EXERCISE DIRECTIONS: Locate every line below that contains the word "Verbandsmeister" and copy it.

DATA LISTING:
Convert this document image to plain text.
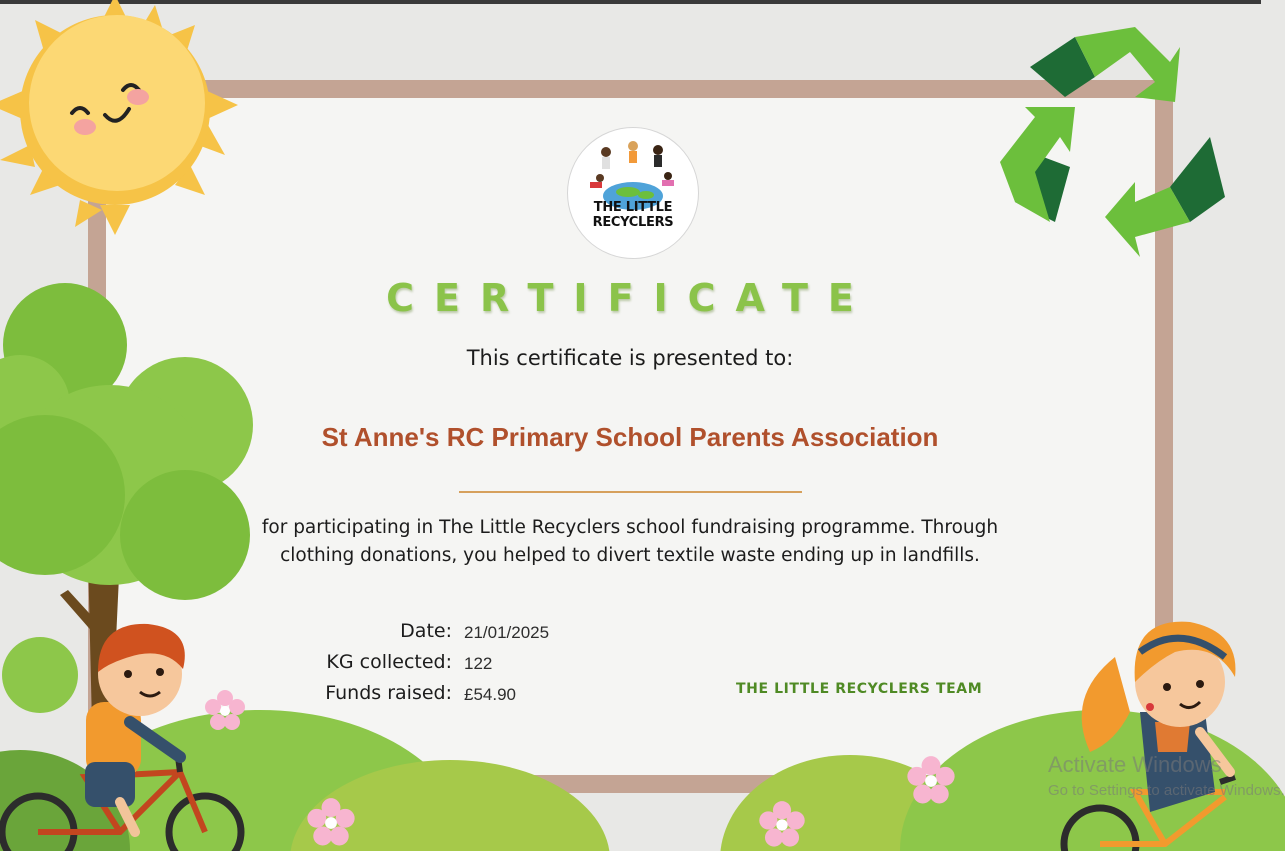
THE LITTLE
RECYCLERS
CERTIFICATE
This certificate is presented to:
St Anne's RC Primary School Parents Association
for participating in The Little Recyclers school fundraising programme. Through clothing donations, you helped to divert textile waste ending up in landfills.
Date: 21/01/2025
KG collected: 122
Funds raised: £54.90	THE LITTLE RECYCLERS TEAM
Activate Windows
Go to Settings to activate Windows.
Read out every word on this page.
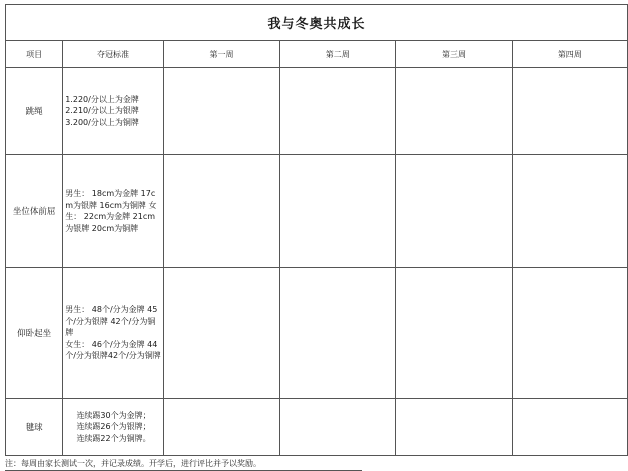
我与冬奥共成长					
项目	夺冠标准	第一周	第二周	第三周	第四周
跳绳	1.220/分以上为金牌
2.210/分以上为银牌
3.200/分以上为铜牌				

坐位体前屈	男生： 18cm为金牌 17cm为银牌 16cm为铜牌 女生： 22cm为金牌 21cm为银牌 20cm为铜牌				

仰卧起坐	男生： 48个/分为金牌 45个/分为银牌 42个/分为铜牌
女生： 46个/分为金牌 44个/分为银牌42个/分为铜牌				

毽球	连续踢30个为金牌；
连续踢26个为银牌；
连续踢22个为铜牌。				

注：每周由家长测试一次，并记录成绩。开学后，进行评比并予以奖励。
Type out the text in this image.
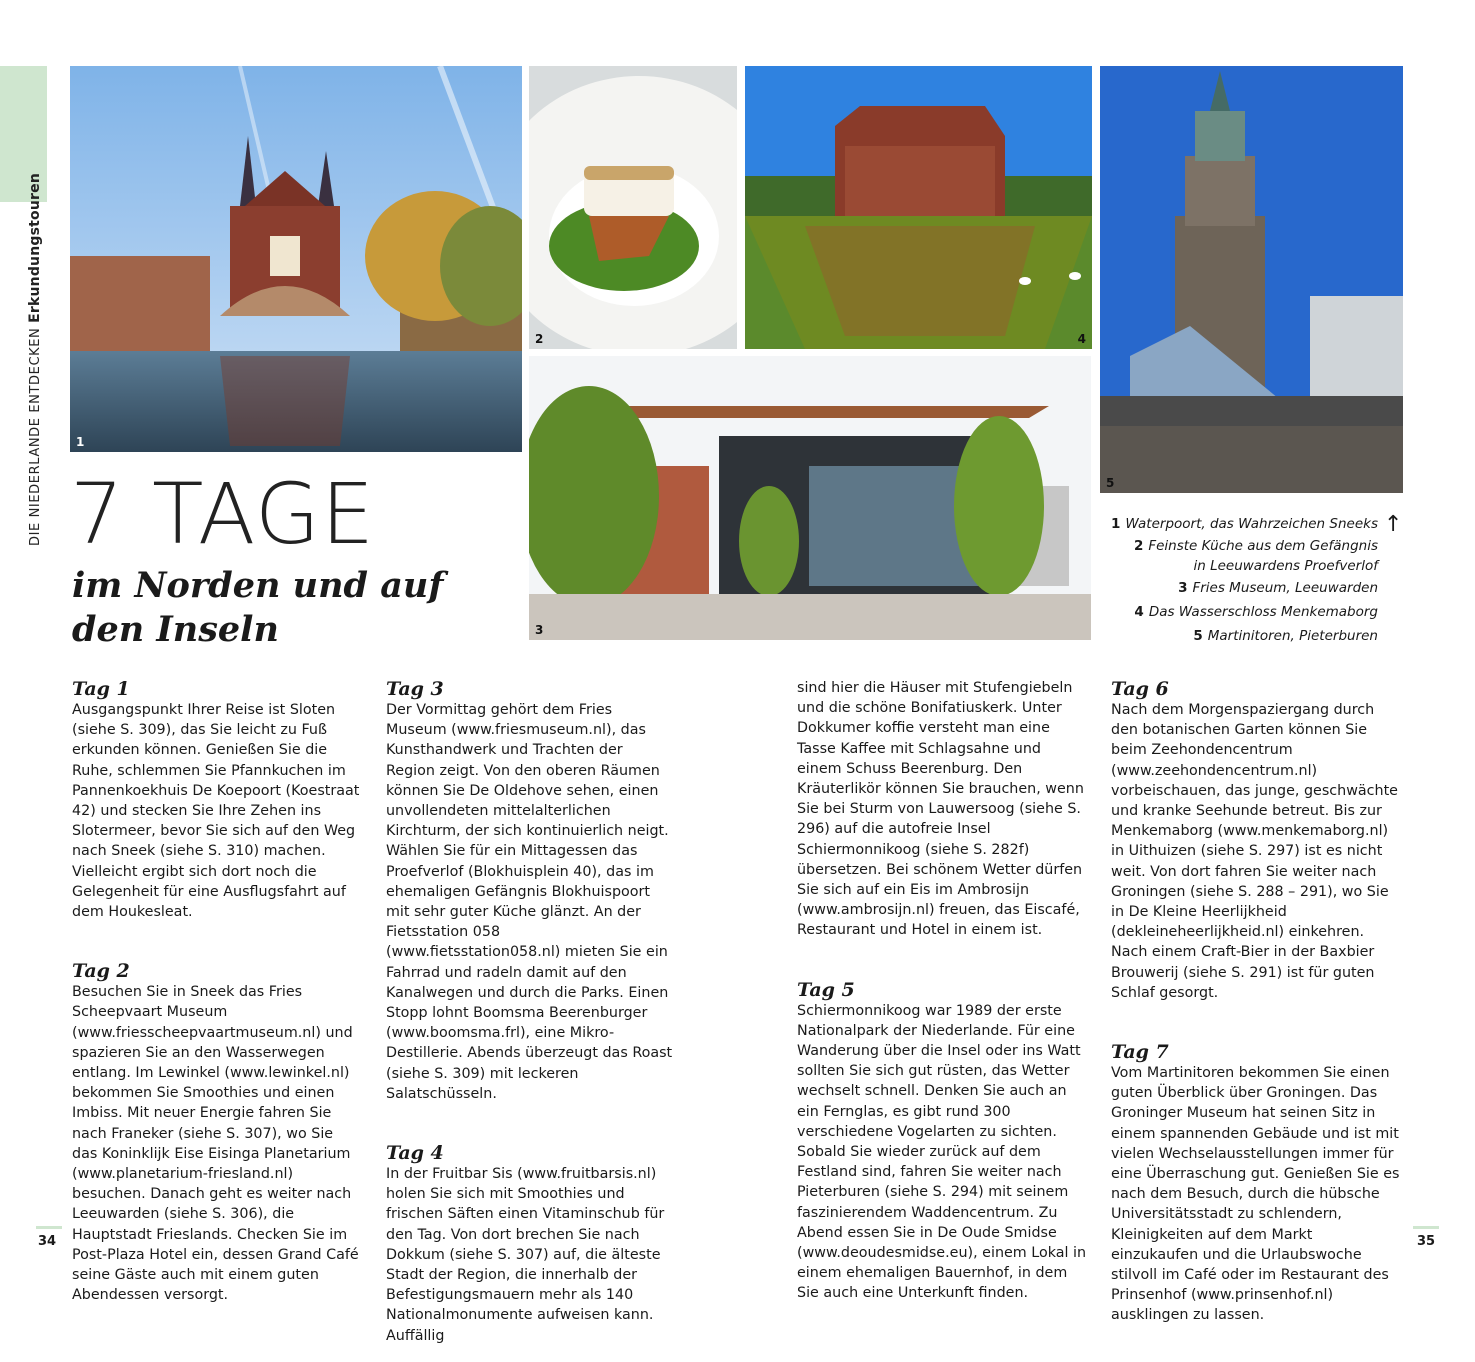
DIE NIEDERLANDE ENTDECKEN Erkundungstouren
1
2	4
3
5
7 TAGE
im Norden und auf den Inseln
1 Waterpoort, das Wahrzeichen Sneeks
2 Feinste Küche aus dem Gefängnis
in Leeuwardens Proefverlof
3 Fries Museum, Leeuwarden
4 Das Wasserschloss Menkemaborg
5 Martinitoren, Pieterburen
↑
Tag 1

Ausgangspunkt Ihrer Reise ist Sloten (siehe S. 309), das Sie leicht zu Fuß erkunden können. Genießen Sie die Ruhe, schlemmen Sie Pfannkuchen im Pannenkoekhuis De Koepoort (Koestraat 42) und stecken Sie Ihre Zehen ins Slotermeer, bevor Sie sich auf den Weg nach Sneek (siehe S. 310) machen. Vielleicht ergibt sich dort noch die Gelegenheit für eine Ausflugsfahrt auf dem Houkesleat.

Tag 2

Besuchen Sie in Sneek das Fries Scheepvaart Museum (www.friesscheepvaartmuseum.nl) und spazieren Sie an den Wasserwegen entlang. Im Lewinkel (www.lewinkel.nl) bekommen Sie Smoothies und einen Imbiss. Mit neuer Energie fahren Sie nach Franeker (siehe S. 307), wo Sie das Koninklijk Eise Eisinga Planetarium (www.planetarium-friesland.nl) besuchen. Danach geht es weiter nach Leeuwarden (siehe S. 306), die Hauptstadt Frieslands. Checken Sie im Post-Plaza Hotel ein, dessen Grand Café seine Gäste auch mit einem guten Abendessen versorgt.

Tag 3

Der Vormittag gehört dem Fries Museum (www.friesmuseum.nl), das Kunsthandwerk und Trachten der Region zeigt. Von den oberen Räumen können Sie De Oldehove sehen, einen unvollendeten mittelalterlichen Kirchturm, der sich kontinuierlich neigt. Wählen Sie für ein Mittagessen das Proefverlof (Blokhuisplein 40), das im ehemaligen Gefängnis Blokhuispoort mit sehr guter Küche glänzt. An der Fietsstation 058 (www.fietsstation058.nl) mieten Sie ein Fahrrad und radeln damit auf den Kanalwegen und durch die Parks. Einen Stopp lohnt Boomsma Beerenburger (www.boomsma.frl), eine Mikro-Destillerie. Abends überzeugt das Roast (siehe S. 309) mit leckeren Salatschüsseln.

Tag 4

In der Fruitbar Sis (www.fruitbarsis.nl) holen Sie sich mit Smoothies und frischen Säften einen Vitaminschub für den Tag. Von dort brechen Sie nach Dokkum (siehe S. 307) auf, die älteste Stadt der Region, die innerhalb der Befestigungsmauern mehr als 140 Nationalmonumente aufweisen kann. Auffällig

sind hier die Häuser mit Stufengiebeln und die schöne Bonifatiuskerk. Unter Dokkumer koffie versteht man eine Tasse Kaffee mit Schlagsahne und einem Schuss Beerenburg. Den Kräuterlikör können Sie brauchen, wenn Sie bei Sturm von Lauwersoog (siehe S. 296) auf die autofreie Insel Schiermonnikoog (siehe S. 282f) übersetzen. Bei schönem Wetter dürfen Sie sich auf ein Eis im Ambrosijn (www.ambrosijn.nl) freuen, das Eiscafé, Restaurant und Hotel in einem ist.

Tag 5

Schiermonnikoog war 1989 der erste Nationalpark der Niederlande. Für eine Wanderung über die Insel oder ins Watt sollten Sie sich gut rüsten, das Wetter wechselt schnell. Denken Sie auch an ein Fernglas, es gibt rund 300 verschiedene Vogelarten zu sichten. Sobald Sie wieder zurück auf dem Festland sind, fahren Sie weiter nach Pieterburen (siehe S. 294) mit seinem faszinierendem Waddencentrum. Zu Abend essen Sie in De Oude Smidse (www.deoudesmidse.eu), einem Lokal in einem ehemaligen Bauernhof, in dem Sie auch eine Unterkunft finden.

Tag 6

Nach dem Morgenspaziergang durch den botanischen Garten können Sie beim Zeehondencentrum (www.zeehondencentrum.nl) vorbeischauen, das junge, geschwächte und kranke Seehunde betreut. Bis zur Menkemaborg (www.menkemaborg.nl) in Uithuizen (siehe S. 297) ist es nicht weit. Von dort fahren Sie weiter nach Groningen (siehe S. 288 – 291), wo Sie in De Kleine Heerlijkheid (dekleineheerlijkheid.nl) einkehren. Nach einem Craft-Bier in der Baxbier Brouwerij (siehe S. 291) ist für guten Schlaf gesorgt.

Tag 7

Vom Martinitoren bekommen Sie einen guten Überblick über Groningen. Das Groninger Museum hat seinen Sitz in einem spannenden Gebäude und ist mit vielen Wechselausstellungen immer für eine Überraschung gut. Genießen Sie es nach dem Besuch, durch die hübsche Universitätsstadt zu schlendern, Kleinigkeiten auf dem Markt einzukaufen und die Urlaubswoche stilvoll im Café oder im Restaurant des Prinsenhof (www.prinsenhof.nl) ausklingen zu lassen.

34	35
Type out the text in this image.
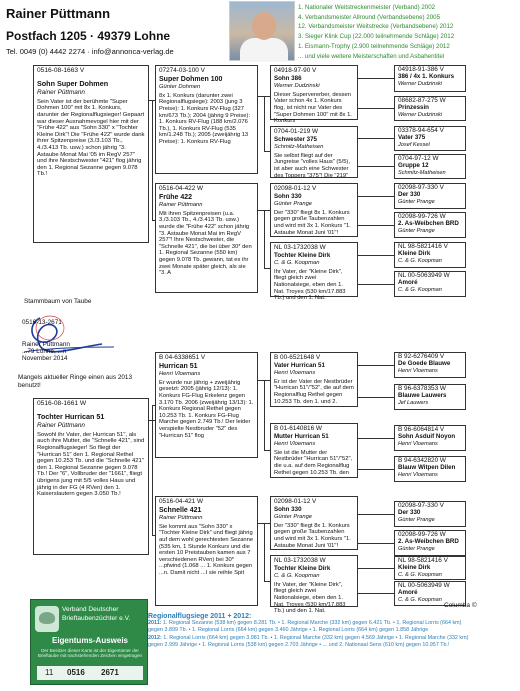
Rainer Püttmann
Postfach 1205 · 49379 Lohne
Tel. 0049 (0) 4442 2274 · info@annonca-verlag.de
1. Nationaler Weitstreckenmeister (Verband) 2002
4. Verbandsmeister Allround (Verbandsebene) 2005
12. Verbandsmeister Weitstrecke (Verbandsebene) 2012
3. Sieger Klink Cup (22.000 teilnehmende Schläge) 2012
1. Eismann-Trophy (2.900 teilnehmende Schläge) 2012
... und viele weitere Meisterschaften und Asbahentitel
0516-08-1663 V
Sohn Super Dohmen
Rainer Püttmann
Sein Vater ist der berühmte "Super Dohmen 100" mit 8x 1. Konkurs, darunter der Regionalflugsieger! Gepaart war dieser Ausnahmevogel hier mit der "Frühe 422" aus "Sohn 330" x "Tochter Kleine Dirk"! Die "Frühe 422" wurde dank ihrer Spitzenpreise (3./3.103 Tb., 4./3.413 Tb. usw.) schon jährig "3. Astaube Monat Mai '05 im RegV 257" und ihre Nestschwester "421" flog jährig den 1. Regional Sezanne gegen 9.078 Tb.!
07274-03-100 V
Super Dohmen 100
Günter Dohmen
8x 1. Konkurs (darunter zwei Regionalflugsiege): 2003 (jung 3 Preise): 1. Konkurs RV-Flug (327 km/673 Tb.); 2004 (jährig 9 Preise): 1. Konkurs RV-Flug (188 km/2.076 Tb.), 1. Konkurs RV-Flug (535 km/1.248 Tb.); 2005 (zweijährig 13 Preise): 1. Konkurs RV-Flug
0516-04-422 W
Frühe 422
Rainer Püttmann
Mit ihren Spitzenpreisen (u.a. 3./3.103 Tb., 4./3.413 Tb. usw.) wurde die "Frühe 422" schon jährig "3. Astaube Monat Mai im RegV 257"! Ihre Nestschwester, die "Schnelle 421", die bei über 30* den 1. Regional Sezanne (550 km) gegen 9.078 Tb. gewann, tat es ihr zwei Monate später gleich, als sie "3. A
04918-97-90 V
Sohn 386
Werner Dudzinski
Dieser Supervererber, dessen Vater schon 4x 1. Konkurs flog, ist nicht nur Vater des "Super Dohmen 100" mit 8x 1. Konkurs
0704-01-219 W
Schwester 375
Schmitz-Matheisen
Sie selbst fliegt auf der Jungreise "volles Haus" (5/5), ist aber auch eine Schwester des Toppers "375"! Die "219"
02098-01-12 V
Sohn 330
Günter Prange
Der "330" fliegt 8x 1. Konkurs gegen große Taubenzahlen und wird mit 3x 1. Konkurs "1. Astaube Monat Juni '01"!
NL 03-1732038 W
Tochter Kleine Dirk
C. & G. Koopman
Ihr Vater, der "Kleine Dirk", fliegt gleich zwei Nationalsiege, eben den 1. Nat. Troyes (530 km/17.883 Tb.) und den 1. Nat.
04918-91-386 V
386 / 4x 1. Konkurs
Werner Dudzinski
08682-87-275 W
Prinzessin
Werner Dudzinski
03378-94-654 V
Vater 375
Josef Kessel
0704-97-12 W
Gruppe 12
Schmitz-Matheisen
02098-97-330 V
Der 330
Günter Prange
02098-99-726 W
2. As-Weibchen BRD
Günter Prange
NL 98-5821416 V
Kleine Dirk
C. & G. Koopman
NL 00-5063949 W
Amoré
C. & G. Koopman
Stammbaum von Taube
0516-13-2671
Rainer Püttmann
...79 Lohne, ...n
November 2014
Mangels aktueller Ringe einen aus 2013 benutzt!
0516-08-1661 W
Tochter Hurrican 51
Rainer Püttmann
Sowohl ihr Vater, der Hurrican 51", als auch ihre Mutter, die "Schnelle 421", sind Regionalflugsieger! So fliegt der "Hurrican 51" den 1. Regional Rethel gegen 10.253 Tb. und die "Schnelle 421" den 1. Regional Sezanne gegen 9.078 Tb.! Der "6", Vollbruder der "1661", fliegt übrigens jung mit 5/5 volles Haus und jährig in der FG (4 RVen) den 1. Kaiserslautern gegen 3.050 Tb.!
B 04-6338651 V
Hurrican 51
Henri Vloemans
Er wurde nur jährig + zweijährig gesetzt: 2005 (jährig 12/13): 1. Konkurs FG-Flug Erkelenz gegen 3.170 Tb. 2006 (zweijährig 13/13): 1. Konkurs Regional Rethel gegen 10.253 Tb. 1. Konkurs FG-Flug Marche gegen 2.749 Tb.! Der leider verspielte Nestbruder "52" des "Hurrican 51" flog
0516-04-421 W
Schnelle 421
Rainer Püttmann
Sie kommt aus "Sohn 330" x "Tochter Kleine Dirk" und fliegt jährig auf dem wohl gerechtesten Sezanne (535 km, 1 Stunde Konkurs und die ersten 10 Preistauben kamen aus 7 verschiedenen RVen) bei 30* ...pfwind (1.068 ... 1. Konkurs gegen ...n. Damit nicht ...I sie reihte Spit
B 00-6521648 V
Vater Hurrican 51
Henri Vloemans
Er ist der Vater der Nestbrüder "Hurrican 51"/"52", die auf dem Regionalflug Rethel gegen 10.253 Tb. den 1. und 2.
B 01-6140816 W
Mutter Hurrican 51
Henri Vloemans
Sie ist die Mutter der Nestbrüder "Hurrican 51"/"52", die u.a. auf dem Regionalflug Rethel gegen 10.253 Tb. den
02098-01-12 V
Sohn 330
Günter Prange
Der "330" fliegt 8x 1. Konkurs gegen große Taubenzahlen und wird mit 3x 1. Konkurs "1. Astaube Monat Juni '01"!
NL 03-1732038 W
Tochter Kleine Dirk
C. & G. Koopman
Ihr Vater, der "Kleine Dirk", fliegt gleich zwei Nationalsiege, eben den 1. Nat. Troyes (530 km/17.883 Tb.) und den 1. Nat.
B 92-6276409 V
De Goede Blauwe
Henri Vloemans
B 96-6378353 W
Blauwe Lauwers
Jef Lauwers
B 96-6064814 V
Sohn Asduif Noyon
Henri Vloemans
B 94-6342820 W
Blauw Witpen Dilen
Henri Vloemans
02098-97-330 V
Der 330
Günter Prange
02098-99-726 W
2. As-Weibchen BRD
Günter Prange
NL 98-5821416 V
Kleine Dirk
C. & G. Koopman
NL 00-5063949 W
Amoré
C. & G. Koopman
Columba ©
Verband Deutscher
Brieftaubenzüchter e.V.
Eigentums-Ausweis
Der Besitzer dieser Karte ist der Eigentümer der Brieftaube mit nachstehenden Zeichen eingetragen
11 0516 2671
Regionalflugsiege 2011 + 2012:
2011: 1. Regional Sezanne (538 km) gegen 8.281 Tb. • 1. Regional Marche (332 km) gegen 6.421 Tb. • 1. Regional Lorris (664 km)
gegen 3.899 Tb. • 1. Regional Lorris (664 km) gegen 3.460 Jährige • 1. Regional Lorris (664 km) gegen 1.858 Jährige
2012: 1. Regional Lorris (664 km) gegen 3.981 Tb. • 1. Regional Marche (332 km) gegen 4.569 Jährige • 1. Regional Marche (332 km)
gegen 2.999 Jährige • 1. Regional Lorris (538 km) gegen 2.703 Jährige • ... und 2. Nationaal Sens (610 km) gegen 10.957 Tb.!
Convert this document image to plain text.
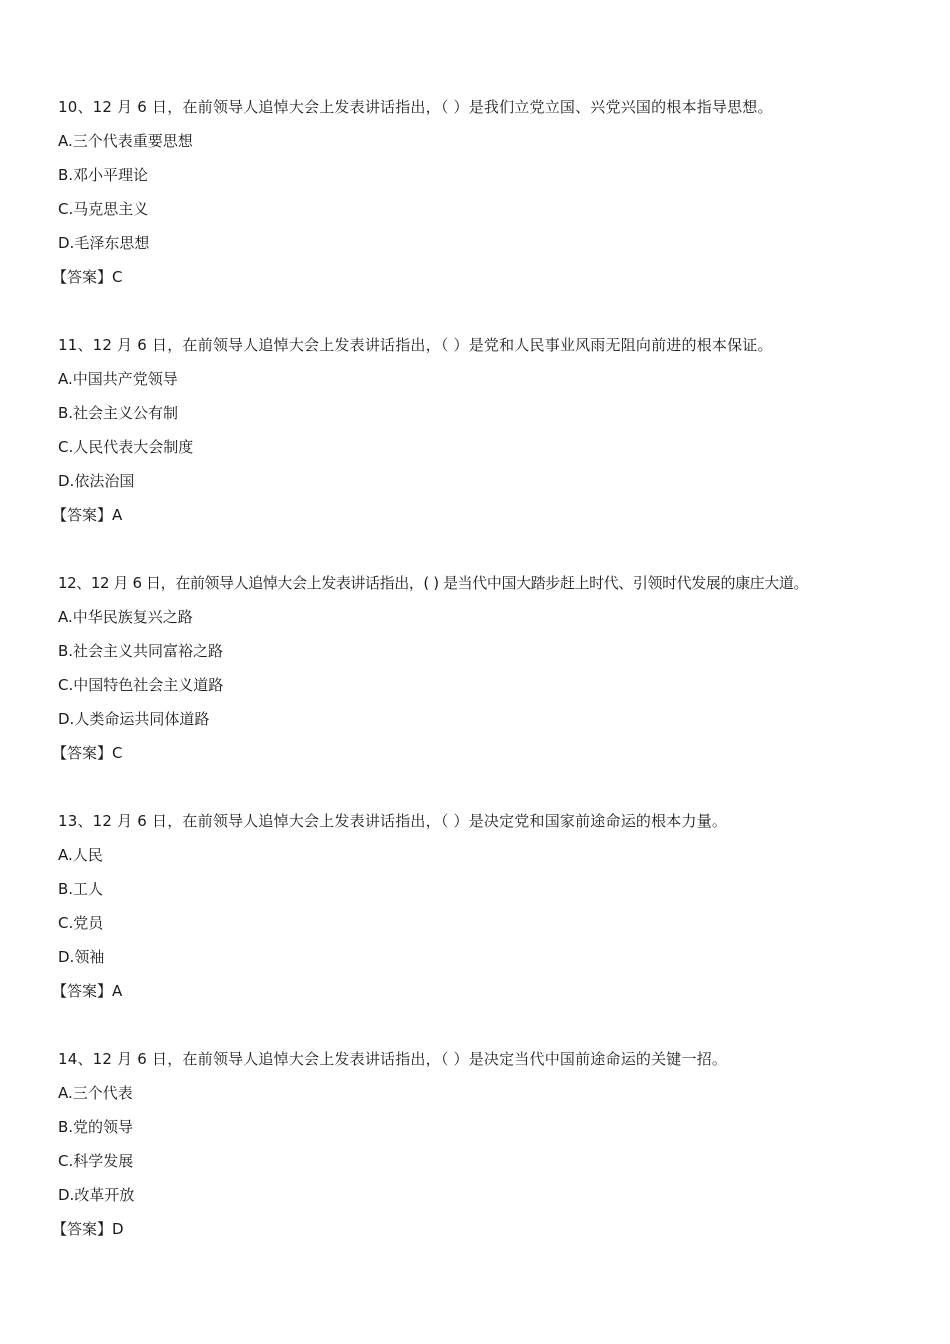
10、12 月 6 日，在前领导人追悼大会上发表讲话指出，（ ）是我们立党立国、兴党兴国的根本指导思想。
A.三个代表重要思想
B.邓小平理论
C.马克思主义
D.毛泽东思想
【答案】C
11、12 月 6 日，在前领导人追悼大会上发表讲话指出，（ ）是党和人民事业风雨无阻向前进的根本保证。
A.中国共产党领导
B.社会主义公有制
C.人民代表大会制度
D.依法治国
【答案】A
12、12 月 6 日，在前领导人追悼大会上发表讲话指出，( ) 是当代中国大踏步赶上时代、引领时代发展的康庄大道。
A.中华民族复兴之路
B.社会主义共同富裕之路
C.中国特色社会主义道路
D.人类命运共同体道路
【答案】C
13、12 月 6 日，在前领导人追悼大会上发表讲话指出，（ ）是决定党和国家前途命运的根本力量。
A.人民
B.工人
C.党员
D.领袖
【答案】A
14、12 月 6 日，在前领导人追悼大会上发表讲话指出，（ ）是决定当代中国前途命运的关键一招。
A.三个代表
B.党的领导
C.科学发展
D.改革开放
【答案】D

TASK ANSWER:
4. Verbandsmeister Allround (Verbandsebene) 2005
12. Verbandsmeister Weitstrecke (Verbandsebene) 2012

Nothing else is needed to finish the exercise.